**Task details**
Every record below is to be retyped exactly.

**Data shown**
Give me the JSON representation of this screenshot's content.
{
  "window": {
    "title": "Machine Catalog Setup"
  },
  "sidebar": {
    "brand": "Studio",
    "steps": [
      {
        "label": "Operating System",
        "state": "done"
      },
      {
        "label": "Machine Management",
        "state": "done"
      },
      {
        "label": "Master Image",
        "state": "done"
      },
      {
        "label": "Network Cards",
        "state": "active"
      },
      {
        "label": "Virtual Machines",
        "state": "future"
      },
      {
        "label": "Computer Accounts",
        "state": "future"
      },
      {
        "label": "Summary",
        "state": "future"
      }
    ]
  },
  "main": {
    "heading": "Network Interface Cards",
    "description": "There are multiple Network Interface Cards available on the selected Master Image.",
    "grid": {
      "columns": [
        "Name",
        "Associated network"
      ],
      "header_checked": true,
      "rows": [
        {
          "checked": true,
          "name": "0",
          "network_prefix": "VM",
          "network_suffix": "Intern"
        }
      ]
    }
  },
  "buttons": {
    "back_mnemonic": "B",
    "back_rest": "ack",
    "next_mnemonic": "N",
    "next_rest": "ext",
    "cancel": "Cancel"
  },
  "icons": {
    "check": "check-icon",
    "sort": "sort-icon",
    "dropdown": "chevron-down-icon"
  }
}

**Answer to this exercise**
Give me the JSON representation of this screenshot's content.
{
  "window": {
    "title": "Machine Catalog Setup"
  },
  "sidebar": {
    "brand": "Studio",
    "steps": [
      {
        "label": "Operating System",
        "state": "done"
      },
      {
        "label": "Machine Management",
        "state": "done"
      },
      {
        "label": "Master Image",
        "state": "done"
      },
      {
        "label": "Network Cards",
        "state": "active"
      },
      {
        "label": "Virtual Machines",
        "state": "future"
      },
      {
        "label": "Computer Accounts",
        "state": "future"
      },
      {
        "label": "Summary",
        "state": "future"
      }
    ]
  },
  "main": {
    "heading": "Network Interface Cards",
    "description": "There are multiple Network Interface Cards available on the selected Master Image.",
    "grid": {
      "columns": [
        "Name",
        "Associated network"
      ],
      "header_checked": true,
      "rows": [
        {
          "checked": true,
          "name": "0",
          "network_prefix": "VM",
          "network_suffix": "Intern"
        }
      ]
    }
  },
  "buttons": {
    "back_mnemonic": "B",
    "back_rest": "ack",
    "next_mnemonic": "N",
    "next_rest": "ext",
    "cancel": "Cancel"
  },
  "icons": {
    "check": "check-icon",
    "sort": "sort-icon",
    "dropdown": "chevron-down-icon"
  }
}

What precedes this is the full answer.